Element and coordinate records:
::::::

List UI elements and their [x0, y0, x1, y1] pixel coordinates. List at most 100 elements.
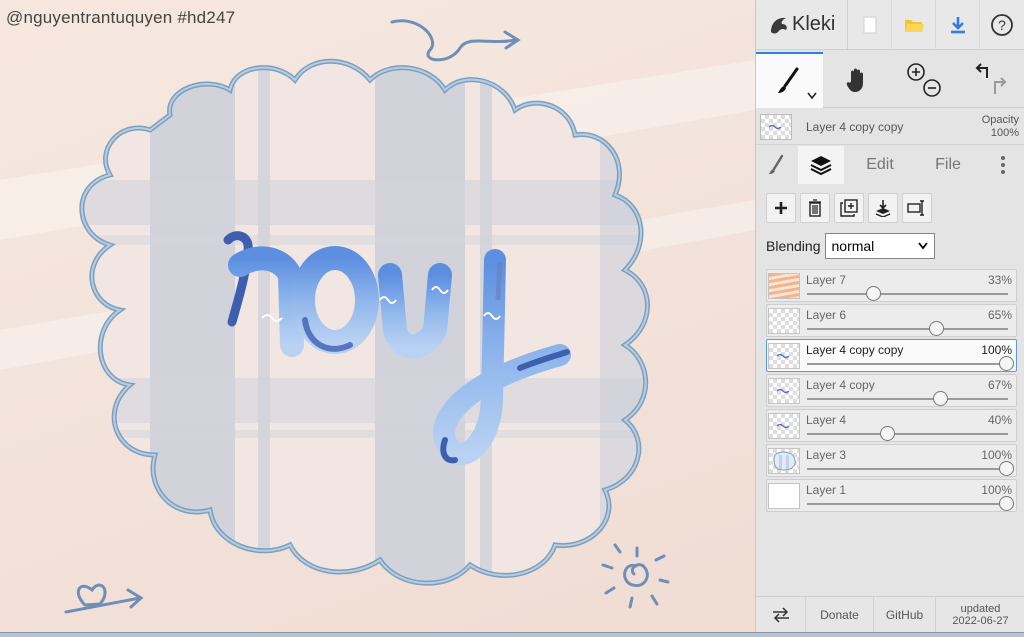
- opacity-slider-track[interactable]: [807, 328, 1008, 330]
- more-menu-button[interactable]: [980, 146, 1024, 184]
- layer-list: Layer 7 33% Layer 6 65% Layer 4 copy copy 100…: [766, 269, 1017, 514]
- opacity-slider-knob[interactable]: [929, 321, 945, 336]
- layer-thumbnail: [768, 448, 800, 474]
- updated-label: updated: [960, 602, 1001, 615]
- opacity-slider-track[interactable]: [807, 433, 1008, 435]
- brush-tool-button[interactable]: [756, 52, 823, 108]
- rename-layer-button[interactable]: [902, 193, 932, 223]
- blank-page-icon: [863, 16, 876, 33]
- duplicate-layer-button[interactable]: [834, 193, 864, 223]
- layer-thumbnail: [768, 308, 800, 334]
- layer-thumbnail: [768, 483, 800, 509]
- side-panel: Kleki ? Layer 4 copy copy Opacity 100% E…: [755, 0, 1024, 632]
- opacity-label: Opacity: [981, 113, 1019, 126]
- add-layer-button[interactable]: [766, 193, 796, 223]
- opacity-slider-knob[interactable]: [999, 496, 1014, 511]
- tab-brush[interactable]: [756, 146, 798, 184]
- download-icon: [950, 16, 965, 33]
- opacity-slider-knob[interactable]: [999, 356, 1014, 371]
- opacity-slider-track[interactable]: [807, 363, 1008, 365]
- layer-thumbnail: [768, 413, 800, 439]
- opacity-slider-knob[interactable]: [999, 461, 1014, 476]
- artwork: [0, 19, 755, 614]
- app-name: Kleki: [792, 13, 836, 35]
- plus-icon: [775, 202, 787, 214]
- top-squiggle-doodle: [390, 19, 521, 62]
- tab-edit[interactable]: Edit: [844, 146, 916, 184]
- tab-file[interactable]: File: [916, 146, 980, 184]
- opacity-slider-track[interactable]: [807, 468, 1008, 470]
- sun-doodle: [601, 543, 670, 609]
- layer-row[interactable]: Layer 7 33%: [766, 269, 1017, 302]
- opacity-value: 100%: [990, 126, 1019, 139]
- layer-opacity: 100%: [981, 448, 1012, 462]
- bottom-bar: Donate GitHub updated 2022-06-27: [756, 596, 1024, 632]
- svg-text:?: ?: [998, 17, 1006, 33]
- vertical-dots-icon: [1000, 156, 1005, 174]
- taskbar-strip: [0, 632, 1024, 637]
- layers-icon: [810, 156, 832, 176]
- donate-link[interactable]: Donate: [806, 597, 874, 632]
- folder-icon: [904, 19, 924, 32]
- undo-redo-buttons[interactable]: [957, 52, 1024, 108]
- layer-thumbnail: [768, 273, 800, 299]
- blending-select[interactable]: normal: [824, 233, 935, 259]
- opacity-slider-knob[interactable]: [865, 286, 881, 301]
- tab-layers[interactable]: [798, 146, 844, 184]
- delete-layer-button[interactable]: [800, 193, 830, 223]
- layer-row[interactable]: Layer 4 40%: [766, 409, 1017, 442]
- layer-row[interactable]: Layer 4 copy 67%: [766, 374, 1017, 407]
- kleki-bird-icon: [771, 17, 787, 33]
- zoom-in-out-icon: [906, 63, 941, 97]
- layer-opacity: 100%: [981, 343, 1012, 357]
- opacity-slider-track[interactable]: [807, 293, 1008, 295]
- layer-name: Layer 6: [806, 308, 847, 322]
- rename-icon: [907, 200, 924, 216]
- hand-icon: [846, 68, 863, 92]
- brush-icon: [777, 67, 798, 93]
- github-link[interactable]: GitHub: [874, 597, 936, 632]
- save-download-button[interactable]: [936, 0, 980, 50]
- layer-name: Layer 3: [806, 448, 847, 462]
- help-button[interactable]: ?: [980, 0, 1024, 50]
- drawing-canvas[interactable]: @nguyentrantuquyen #hd247: [0, 0, 755, 632]
- updated-info[interactable]: updated 2022-06-27: [936, 597, 1024, 632]
- top-bar: Kleki ?: [756, 0, 1024, 50]
- zoom-buttons[interactable]: [890, 52, 957, 108]
- layer-row[interactable]: Layer 4 copy copy 100%: [766, 339, 1017, 372]
- layer-row[interactable]: Layer 1 100%: [766, 479, 1017, 512]
- hand-tool-button[interactable]: [823, 52, 890, 108]
- opacity-slider-knob[interactable]: [879, 426, 895, 441]
- layer-name: Layer 7: [806, 273, 847, 287]
- layer-name: Layer 4 copy: [806, 378, 875, 392]
- layer-thumbnail: [768, 378, 800, 404]
- duplicate-icon: [840, 199, 858, 217]
- layer-thumbnail: [768, 343, 800, 369]
- layer-name: Layer 1: [806, 483, 847, 497]
- brush-icon: [769, 154, 784, 174]
- layer-row[interactable]: Layer 3 100%: [766, 444, 1017, 477]
- current-layer-opacity[interactable]: Opacity 100%: [982, 114, 1024, 140]
- opacity-slider-knob[interactable]: [933, 391, 949, 406]
- panel-tabs: Edit File: [756, 146, 1024, 184]
- layer-name: Layer 4 copy copy: [806, 343, 904, 357]
- opacity-slider-track[interactable]: [807, 503, 1008, 505]
- chevron-down-icon: [807, 92, 817, 100]
- tool-row: [756, 52, 1024, 108]
- help-icon: ?: [991, 13, 1013, 36]
- merge-down-button[interactable]: [868, 193, 898, 223]
- blending-row: Blending normal: [766, 233, 935, 259]
- current-layer-name: Layer 4 copy copy: [806, 119, 904, 134]
- blending-label: Blending: [766, 238, 821, 254]
- heart-arrow-doodle: [64, 583, 144, 614]
- layer-row[interactable]: Layer 6 65%: [766, 304, 1017, 337]
- open-file-button[interactable]: [892, 0, 936, 50]
- swap-side-button[interactable]: [756, 597, 806, 632]
- opacity-slider-track[interactable]: [807, 398, 1008, 400]
- layer-toolbar: [766, 193, 932, 223]
- app-logo[interactable]: Kleki: [756, 0, 848, 50]
- layer-opacity: 33%: [987, 273, 1012, 287]
- trash-icon: [809, 199, 821, 217]
- new-file-button[interactable]: [848, 0, 892, 50]
- layer-opacity: 100%: [981, 483, 1012, 497]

::::::

Write out the lines of the material from the line with "- opacity-slider-track[interactable]: [807, 328, 1008, 330]" to the line with "- layer-thumbnail: [768, 483, 800, 509]", both included, with nothing changed.

- opacity-slider-track[interactable]: [807, 328, 1008, 330]
- more-menu-button[interactable]: [980, 146, 1024, 184]
- layer-list: Layer 7 33% Layer 6 65% Layer 4 copy copy 100…: [766, 269, 1017, 514]
- opacity-slider-knob[interactable]: [929, 321, 945, 336]
- layer-thumbnail: [768, 448, 800, 474]
- updated-label: updated: [960, 602, 1001, 615]
- opacity-slider-track[interactable]: [807, 433, 1008, 435]
- brush-tool-button[interactable]: [756, 52, 823, 108]
- rename-layer-button[interactable]: [902, 193, 932, 223]
- blank-page-icon: [863, 16, 876, 33]
- duplicate-layer-button[interactable]: [834, 193, 864, 223]
- layer-thumbnail: [768, 308, 800, 334]
- layer-thumbnail: [768, 483, 800, 509]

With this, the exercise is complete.